* Begin Material *

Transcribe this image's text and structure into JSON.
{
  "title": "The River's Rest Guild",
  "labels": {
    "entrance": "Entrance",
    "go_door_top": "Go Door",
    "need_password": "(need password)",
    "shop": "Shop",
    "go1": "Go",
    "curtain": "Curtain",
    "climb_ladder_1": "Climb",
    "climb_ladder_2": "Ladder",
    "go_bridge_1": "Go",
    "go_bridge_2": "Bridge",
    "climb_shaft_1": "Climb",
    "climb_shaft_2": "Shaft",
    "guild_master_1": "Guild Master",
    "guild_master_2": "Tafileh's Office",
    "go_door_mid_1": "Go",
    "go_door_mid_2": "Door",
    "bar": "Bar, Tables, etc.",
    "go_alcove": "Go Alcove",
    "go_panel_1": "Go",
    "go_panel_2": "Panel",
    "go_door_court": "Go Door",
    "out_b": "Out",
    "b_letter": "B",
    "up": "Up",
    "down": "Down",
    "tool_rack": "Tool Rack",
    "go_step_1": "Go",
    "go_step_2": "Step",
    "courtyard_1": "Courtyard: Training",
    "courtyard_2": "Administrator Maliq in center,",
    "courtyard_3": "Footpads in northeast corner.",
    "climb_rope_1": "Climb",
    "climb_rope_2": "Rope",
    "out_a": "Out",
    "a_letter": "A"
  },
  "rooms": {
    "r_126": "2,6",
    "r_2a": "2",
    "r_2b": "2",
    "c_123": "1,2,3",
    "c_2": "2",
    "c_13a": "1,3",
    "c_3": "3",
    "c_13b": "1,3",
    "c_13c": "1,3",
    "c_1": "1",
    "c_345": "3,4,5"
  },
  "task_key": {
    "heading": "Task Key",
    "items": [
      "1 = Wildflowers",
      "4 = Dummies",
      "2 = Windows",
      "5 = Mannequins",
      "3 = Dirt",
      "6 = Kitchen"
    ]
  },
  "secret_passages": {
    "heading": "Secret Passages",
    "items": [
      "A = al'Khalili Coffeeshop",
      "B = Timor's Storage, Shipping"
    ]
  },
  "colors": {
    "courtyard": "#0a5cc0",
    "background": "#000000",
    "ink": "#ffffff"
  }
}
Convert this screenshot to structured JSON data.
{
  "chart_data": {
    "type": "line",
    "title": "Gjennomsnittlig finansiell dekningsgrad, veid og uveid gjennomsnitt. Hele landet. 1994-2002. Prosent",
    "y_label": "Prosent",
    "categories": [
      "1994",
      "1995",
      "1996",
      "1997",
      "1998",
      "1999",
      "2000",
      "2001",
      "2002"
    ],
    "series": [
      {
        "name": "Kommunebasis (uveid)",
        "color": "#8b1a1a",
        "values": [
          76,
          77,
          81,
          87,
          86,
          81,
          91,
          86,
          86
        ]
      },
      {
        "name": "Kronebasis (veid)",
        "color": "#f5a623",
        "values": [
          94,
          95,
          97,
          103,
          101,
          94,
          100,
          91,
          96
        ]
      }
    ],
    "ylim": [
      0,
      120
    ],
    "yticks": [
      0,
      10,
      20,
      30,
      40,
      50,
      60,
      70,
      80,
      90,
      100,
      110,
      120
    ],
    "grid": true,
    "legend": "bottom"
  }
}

* End Material *

## What is asked
Every entry should be printed again exactly as written.

## Output below
Transcribe this image's text and structure into JSON.
{
  "title": "The River's Rest Guild",
  "labels": {
    "entrance": "Entrance",
    "go_door_top": "Go Door",
    "need_password": "(need password)",
    "shop": "Shop",
    "go1": "Go",
    "curtain": "Curtain",
    "climb_ladder_1": "Climb",
    "climb_ladder_2": "Ladder",
    "go_bridge_1": "Go",
    "go_bridge_2": "Bridge",
    "climb_shaft_1": "Climb",
    "climb_shaft_2": "Shaft",
    "guild_master_1": "Guild Master",
    "guild_master_2": "Tafileh's Office",
    "go_door_mid_1": "Go",
    "go_door_mid_2": "Door",
    "bar": "Bar, Tables, etc.",
    "go_alcove": "Go Alcove",
    "go_panel_1": "Go",
    "go_panel_2": "Panel",
    "go_door_court": "Go Door",
    "out_b": "Out",
    "b_letter": "B",
    "up": "Up",
    "down": "Down",
    "tool_rack": "Tool Rack",
    "go_step_1": "Go",
    "go_step_2": "Step",
    "courtyard_1": "Courtyard: Training",
    "courtyard_2": "Administrator Maliq in center,",
    "courtyard_3": "Footpads in northeast corner.",
    "climb_rope_1": "Climb",
    "climb_rope_2": "Rope",
    "out_a": "Out",
    "a_letter": "A"
  },
  "rooms": {
    "r_126": "2,6",
    "r_2a": "2",
    "r_2b": "2",
    "c_123": "1,2,3",
    "c_2": "2",
    "c_13a": "1,3",
    "c_3": "3",
    "c_13b": "1,3",
    "c_13c": "1,3",
    "c_1": "1",
    "c_345": "3,4,5"
  },
  "task_key": {
    "heading": "Task Key",
    "items": [
      "1 = Wildflowers",
      "4 = Dummies",
      "2 = Windows",
      "5 = Mannequins",
      "3 = Dirt",
      "6 = Kitchen"
    ]
  },
  "secret_passages": {
    "heading": "Secret Passages",
    "items": [
      "A = al'Khalili Coffeeshop",
      "B = Timor's Storage, Shipping"
    ]
  },
  "colors": {
    "courtyard": "#0a5cc0",
    "background": "#000000",
    "ink": "#ffffff"
  }
}
Convert this screenshot to structured JSON data.
{
  "chart_data": {
    "type": "line",
    "title": "Gjennomsnittlig finansiell dekningsgrad, veid og uveid gjennomsnitt. Hele landet. 1994-2002. Prosent",
    "y_label": "Prosent",
    "categories": [
      "1994",
      "1995",
      "1996",
      "1997",
      "1998",
      "1999",
      "2000",
      "2001",
      "2002"
    ],
    "series": [
      {
        "name": "Kommunebasis (uveid)",
        "color": "#8b1a1a",
        "values": [
          76,
          77,
          81,
          87,
          86,
          81,
          91,
          86,
          86
        ]
      },
      {
        "name": "Kronebasis (veid)",
        "color": "#f5a623",
        "values": [
          94,
          95,
          97,
          103,
          101,
          94,
          100,
          91,
          96
        ]
      }
    ],
    "ylim": [
      0,
      120
    ],
    "yticks": [
      0,
      10,
      20,
      30,
      40,
      50,
      60,
      70,
      80,
      90,
      100,
      110,
      120
    ],
    "grid": true,
    "legend": "bottom"
  }
}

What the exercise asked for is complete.